[Entries from a visual dataset]
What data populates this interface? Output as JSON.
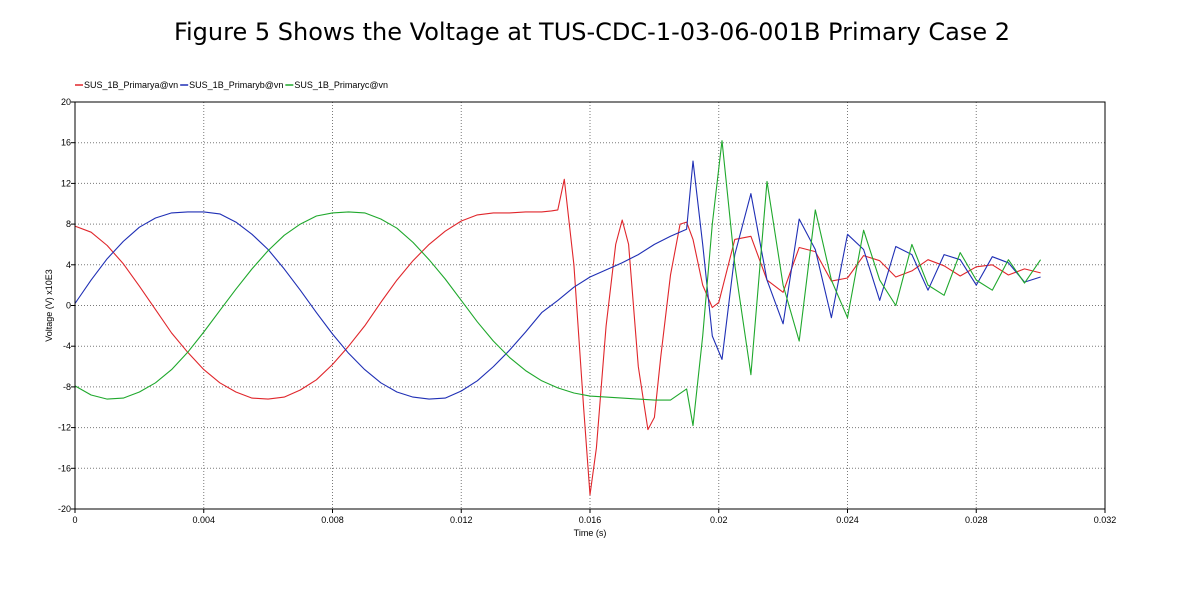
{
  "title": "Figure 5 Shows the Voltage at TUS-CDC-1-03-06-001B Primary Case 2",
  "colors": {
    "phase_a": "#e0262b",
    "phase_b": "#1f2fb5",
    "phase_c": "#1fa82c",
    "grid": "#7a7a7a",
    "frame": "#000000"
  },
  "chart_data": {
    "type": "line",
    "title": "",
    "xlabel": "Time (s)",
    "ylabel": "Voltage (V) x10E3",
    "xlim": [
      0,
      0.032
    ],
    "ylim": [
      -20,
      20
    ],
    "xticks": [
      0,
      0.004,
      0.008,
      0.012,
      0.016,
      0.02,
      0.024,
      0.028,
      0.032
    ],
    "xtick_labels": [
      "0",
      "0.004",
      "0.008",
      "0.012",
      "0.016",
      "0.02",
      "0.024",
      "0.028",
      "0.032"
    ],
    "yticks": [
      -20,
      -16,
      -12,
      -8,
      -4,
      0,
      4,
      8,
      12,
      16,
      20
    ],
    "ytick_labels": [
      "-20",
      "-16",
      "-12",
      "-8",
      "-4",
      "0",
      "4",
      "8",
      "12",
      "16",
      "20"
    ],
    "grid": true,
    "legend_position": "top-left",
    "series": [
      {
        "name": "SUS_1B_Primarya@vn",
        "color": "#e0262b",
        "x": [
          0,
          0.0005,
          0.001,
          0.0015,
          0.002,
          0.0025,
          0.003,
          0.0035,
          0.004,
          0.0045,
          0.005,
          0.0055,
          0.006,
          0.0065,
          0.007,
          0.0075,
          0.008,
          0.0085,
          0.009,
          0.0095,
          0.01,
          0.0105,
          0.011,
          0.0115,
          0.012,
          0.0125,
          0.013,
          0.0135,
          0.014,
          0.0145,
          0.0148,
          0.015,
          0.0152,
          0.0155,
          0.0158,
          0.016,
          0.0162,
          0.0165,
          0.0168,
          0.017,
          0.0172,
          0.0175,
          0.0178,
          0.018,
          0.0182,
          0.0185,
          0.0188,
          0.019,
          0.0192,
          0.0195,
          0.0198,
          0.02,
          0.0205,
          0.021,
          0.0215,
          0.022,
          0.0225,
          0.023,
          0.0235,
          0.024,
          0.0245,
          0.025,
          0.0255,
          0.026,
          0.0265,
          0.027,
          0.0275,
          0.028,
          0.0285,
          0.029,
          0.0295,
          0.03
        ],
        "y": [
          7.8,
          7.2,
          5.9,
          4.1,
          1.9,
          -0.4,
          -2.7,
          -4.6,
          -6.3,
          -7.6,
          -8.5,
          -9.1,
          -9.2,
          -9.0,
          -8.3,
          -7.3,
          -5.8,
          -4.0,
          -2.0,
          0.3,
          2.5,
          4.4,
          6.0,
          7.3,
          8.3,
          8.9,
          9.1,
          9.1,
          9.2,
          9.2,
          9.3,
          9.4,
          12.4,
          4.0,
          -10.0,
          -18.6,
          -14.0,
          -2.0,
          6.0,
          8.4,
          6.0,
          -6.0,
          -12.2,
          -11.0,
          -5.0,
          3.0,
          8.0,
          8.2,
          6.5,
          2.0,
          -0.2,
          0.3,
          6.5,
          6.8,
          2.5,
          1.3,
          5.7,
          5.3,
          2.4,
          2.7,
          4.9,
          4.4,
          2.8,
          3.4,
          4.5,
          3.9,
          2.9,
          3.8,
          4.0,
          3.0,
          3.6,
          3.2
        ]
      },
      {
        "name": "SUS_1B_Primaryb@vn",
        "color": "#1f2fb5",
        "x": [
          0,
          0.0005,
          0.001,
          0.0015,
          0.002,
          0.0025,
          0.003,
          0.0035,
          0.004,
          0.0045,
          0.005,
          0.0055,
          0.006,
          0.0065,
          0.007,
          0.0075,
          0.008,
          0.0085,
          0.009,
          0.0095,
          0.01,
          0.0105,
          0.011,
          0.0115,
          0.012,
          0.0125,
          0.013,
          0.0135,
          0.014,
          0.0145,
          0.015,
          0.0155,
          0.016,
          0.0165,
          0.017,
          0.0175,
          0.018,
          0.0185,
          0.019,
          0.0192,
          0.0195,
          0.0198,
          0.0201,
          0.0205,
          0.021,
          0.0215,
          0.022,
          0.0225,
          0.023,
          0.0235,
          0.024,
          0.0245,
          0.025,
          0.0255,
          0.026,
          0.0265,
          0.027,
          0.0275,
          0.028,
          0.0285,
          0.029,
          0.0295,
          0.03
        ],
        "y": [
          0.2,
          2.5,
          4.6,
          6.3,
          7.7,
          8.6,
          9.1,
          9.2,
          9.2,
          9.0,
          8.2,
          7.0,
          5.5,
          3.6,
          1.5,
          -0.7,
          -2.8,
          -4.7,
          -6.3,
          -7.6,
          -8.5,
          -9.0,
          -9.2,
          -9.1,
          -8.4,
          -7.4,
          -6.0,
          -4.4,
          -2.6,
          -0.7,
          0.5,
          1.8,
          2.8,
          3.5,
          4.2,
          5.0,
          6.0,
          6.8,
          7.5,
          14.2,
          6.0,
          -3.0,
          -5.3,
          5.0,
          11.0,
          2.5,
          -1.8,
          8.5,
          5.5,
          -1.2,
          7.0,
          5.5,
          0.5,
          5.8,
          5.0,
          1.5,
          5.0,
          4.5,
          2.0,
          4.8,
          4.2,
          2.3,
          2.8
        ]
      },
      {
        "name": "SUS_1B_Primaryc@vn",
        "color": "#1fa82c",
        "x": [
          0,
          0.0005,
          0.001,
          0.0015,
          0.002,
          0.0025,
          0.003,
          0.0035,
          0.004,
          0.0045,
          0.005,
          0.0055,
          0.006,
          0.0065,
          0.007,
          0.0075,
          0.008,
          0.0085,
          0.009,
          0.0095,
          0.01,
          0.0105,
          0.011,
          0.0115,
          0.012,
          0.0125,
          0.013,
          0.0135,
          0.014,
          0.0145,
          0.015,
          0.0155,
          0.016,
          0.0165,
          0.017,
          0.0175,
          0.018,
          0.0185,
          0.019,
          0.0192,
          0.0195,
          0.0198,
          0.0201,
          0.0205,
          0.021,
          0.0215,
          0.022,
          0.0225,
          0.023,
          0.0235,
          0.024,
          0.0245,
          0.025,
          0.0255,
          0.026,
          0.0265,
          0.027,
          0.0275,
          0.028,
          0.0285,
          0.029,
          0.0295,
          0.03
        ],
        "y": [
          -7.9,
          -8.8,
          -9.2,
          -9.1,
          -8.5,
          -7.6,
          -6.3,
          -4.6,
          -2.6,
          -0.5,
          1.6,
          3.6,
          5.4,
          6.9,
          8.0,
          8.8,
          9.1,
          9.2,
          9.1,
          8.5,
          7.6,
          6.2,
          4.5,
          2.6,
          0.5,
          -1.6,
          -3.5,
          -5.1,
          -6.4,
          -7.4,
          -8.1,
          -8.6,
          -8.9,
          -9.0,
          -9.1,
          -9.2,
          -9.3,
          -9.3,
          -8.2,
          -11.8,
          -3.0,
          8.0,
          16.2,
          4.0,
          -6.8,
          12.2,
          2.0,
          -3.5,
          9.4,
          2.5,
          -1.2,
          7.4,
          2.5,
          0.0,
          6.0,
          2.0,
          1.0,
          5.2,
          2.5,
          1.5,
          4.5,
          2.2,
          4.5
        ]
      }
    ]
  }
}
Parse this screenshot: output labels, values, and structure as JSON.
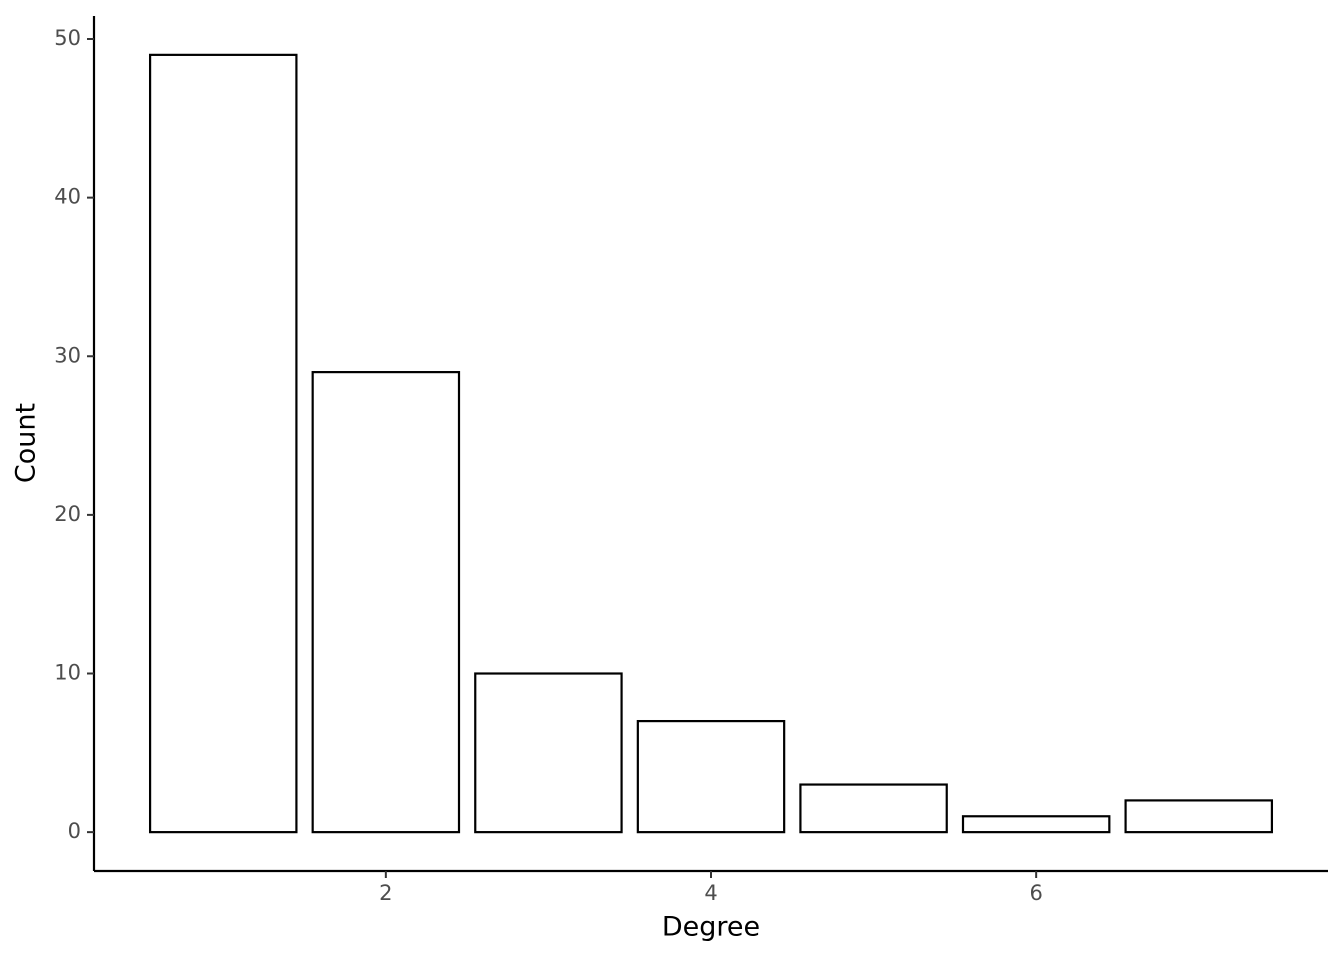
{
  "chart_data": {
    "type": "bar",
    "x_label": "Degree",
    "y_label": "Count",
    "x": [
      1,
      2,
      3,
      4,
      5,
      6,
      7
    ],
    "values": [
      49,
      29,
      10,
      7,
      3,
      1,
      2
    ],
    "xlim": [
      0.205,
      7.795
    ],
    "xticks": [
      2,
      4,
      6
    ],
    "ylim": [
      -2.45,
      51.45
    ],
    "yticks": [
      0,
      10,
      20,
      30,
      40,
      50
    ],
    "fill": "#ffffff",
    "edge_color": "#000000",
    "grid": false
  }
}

◆ Exercise objective
State the number of lines in these entries that include the string "values". Provide nothing beyond that number.

◆ Written answer
2